** Your task **
Can you write out all of the material below, word for word?

**** Dataset records

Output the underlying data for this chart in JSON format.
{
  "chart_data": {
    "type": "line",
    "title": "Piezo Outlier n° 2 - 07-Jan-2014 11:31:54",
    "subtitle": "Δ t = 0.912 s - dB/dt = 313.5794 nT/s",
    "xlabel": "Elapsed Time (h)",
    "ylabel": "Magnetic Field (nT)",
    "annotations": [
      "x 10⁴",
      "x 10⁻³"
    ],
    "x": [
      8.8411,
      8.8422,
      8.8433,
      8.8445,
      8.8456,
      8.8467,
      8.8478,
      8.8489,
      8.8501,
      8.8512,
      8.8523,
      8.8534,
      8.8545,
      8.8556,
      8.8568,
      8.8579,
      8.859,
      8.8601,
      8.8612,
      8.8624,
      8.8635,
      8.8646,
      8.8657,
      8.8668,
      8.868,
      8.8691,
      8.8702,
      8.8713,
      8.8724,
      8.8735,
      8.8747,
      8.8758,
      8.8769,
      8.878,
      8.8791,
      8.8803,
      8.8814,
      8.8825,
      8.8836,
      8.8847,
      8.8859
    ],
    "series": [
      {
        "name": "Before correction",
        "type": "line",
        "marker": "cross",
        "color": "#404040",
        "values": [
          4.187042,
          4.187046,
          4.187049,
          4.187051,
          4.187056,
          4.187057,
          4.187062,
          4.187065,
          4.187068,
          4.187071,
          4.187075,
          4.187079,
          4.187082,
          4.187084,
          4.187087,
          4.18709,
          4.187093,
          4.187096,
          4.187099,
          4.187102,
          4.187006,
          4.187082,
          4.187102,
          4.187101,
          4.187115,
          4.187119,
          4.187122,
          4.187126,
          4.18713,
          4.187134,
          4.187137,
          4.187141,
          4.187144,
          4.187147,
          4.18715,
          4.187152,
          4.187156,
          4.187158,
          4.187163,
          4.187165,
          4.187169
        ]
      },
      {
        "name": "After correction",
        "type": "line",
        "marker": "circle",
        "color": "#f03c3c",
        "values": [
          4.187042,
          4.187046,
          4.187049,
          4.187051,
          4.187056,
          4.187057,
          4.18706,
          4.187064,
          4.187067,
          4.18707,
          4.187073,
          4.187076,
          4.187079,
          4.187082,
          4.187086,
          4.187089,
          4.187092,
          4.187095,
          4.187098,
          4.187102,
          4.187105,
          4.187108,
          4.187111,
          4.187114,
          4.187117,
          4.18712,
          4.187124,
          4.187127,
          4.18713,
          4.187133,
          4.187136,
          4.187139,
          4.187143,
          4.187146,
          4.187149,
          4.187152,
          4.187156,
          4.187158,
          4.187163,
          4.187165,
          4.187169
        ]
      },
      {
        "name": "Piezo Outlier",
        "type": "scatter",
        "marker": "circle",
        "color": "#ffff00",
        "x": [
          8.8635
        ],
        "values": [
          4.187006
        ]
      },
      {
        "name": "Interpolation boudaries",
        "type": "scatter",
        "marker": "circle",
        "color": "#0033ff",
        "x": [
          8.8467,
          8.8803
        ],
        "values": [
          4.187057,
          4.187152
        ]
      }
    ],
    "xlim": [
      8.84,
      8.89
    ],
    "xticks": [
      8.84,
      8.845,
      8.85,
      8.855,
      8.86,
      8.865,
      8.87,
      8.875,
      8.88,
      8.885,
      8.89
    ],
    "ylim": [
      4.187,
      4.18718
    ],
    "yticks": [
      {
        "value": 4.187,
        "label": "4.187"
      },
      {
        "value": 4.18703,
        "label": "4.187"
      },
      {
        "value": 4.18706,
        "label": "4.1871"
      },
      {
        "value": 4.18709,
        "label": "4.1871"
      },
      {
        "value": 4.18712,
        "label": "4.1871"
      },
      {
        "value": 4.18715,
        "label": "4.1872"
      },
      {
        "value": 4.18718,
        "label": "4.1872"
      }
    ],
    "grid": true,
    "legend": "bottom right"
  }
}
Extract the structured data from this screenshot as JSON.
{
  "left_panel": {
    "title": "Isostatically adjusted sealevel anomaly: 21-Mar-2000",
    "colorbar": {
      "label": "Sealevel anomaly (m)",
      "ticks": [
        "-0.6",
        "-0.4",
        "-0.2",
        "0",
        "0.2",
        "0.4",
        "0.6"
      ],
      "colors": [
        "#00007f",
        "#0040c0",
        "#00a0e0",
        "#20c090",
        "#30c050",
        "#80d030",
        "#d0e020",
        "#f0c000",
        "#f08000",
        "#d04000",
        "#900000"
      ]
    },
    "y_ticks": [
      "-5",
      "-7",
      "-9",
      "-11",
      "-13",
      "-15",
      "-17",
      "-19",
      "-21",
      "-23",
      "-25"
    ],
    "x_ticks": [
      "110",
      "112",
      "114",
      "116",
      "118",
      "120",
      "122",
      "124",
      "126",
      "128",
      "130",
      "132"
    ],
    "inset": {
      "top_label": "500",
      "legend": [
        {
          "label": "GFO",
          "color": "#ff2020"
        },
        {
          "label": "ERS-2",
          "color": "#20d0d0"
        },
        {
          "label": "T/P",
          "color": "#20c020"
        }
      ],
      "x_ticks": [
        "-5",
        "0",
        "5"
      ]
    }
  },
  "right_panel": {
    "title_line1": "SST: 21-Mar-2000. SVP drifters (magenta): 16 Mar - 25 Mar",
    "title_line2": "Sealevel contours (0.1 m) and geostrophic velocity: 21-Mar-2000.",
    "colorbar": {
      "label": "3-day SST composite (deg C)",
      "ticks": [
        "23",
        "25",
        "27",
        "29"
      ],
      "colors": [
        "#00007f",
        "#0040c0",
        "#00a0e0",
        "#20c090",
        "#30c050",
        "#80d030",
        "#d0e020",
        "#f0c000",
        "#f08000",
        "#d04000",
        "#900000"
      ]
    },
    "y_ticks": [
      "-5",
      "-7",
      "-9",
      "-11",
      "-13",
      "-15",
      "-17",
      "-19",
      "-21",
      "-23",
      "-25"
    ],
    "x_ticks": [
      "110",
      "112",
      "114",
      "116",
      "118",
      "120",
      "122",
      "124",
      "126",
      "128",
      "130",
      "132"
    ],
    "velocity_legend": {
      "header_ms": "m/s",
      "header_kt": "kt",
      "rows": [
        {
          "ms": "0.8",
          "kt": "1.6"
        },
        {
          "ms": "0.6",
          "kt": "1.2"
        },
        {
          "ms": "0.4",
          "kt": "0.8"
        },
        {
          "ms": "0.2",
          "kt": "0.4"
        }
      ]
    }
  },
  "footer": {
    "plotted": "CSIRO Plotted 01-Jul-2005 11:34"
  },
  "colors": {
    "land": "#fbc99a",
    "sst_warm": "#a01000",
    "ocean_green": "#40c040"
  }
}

********

** Solution for this exercise **
Output the underlying data for this chart in JSON format.
{
  "chart_data": {
    "type": "line",
    "title": "Piezo Outlier n° 2 - 07-Jan-2014 11:31:54",
    "subtitle": "Δ t = 0.912 s - dB/dt = 313.5794 nT/s",
    "xlabel": "Elapsed Time (h)",
    "ylabel": "Magnetic Field (nT)",
    "annotations": [
      "x 10⁴",
      "x 10⁻³"
    ],
    "x": [
      8.8411,
      8.8422,
      8.8433,
      8.8445,
      8.8456,
      8.8467,
      8.8478,
      8.8489,
      8.8501,
      8.8512,
      8.8523,
      8.8534,
      8.8545,
      8.8556,
      8.8568,
      8.8579,
      8.859,
      8.8601,
      8.8612,
      8.8624,
      8.8635,
      8.8646,
      8.8657,
      8.8668,
      8.868,
      8.8691,
      8.8702,
      8.8713,
      8.8724,
      8.8735,
      8.8747,
      8.8758,
      8.8769,
      8.878,
      8.8791,
      8.8803,
      8.8814,
      8.8825,
      8.8836,
      8.8847,
      8.8859
    ],
    "series": [
      {
        "name": "Before correction",
        "type": "line",
        "marker": "cross",
        "color": "#404040",
        "values": [
          4.187042,
          4.187046,
          4.187049,
          4.187051,
          4.187056,
          4.187057,
          4.187062,
          4.187065,
          4.187068,
          4.187071,
          4.187075,
          4.187079,
          4.187082,
          4.187084,
          4.187087,
          4.18709,
          4.187093,
          4.187096,
          4.187099,
          4.187102,
          4.187006,
          4.187082,
          4.187102,
          4.187101,
          4.187115,
          4.187119,
          4.187122,
          4.187126,
          4.18713,
          4.187134,
          4.187137,
          4.187141,
          4.187144,
          4.187147,
          4.18715,
          4.187152,
          4.187156,
          4.187158,
          4.187163,
          4.187165,
          4.187169
        ]
      },
      {
        "name": "After correction",
        "type": "line",
        "marker": "circle",
        "color": "#f03c3c",
        "values": [
          4.187042,
          4.187046,
          4.187049,
          4.187051,
          4.187056,
          4.187057,
          4.18706,
          4.187064,
          4.187067,
          4.18707,
          4.187073,
          4.187076,
          4.187079,
          4.187082,
          4.187086,
          4.187089,
          4.187092,
          4.187095,
          4.187098,
          4.187102,
          4.187105,
          4.187108,
          4.187111,
          4.187114,
          4.187117,
          4.18712,
          4.187124,
          4.187127,
          4.18713,
          4.187133,
          4.187136,
          4.187139,
          4.187143,
          4.187146,
          4.187149,
          4.187152,
          4.187156,
          4.187158,
          4.187163,
          4.187165,
          4.187169
        ]
      },
      {
        "name": "Piezo Outlier",
        "type": "scatter",
        "marker": "circle",
        "color": "#ffff00",
        "x": [
          8.8635
        ],
        "values": [
          4.187006
        ]
      },
      {
        "name": "Interpolation boudaries",
        "type": "scatter",
        "marker": "circle",
        "color": "#0033ff",
        "x": [
          8.8467,
          8.8803
        ],
        "values": [
          4.187057,
          4.187152
        ]
      }
    ],
    "xlim": [
      8.84,
      8.89
    ],
    "xticks": [
      8.84,
      8.845,
      8.85,
      8.855,
      8.86,
      8.865,
      8.87,
      8.875,
      8.88,
      8.885,
      8.89
    ],
    "ylim": [
      4.187,
      4.18718
    ],
    "yticks": [
      {
        "value": 4.187,
        "label": "4.187"
      },
      {
        "value": 4.18703,
        "label": "4.187"
      },
      {
        "value": 4.18706,
        "label": "4.1871"
      },
      {
        "value": 4.18709,
        "label": "4.1871"
      },
      {
        "value": 4.18712,
        "label": "4.1871"
      },
      {
        "value": 4.18715,
        "label": "4.1872"
      },
      {
        "value": 4.18718,
        "label": "4.1872"
      }
    ],
    "grid": true,
    "legend": "bottom right"
  }
}
Extract the structured data from this screenshot as JSON.
{
  "left_panel": {
    "title": "Isostatically adjusted sealevel anomaly: 21-Mar-2000",
    "colorbar": {
      "label": "Sealevel anomaly (m)",
      "ticks": [
        "-0.6",
        "-0.4",
        "-0.2",
        "0",
        "0.2",
        "0.4",
        "0.6"
      ],
      "colors": [
        "#00007f",
        "#0040c0",
        "#00a0e0",
        "#20c090",
        "#30c050",
        "#80d030",
        "#d0e020",
        "#f0c000",
        "#f08000",
        "#d04000",
        "#900000"
      ]
    },
    "y_ticks": [
      "-5",
      "-7",
      "-9",
      "-11",
      "-13",
      "-15",
      "-17",
      "-19",
      "-21",
      "-23",
      "-25"
    ],
    "x_ticks": [
      "110",
      "112",
      "114",
      "116",
      "118",
      "120",
      "122",
      "124",
      "126",
      "128",
      "130",
      "132"
    ],
    "inset": {
      "top_label": "500",
      "legend": [
        {
          "label": "GFO",
          "color": "#ff2020"
        },
        {
          "label": "ERS-2",
          "color": "#20d0d0"
        },
        {
          "label": "T/P",
          "color": "#20c020"
        }
      ],
      "x_ticks": [
        "-5",
        "0",
        "5"
      ]
    }
  },
  "right_panel": {
    "title_line1": "SST: 21-Mar-2000. SVP drifters (magenta): 16 Mar - 25 Mar",
    "title_line2": "Sealevel contours (0.1 m) and geostrophic velocity: 21-Mar-2000.",
    "colorbar": {
      "label": "3-day SST composite (deg C)",
      "ticks": [
        "23",
        "25",
        "27",
        "29"
      ],
      "colors": [
        "#00007f",
        "#0040c0",
        "#00a0e0",
        "#20c090",
        "#30c050",
        "#80d030",
        "#d0e020",
        "#f0c000",
        "#f08000",
        "#d04000",
        "#900000"
      ]
    },
    "y_ticks": [
      "-5",
      "-7",
      "-9",
      "-11",
      "-13",
      "-15",
      "-17",
      "-19",
      "-21",
      "-23",
      "-25"
    ],
    "x_ticks": [
      "110",
      "112",
      "114",
      "116",
      "118",
      "120",
      "122",
      "124",
      "126",
      "128",
      "130",
      "132"
    ],
    "velocity_legend": {
      "header_ms": "m/s",
      "header_kt": "kt",
      "rows": [
        {
          "ms": "0.8",
          "kt": "1.6"
        },
        {
          "ms": "0.6",
          "kt": "1.2"
        },
        {
          "ms": "0.4",
          "kt": "0.8"
        },
        {
          "ms": "0.2",
          "kt": "0.4"
        }
      ]
    }
  },
  "footer": {
    "plotted": "CSIRO Plotted 01-Jul-2005 11:34"
  },
  "colors": {
    "land": "#fbc99a",
    "sst_warm": "#a01000",
    "ocean_green": "#40c040"
  }
}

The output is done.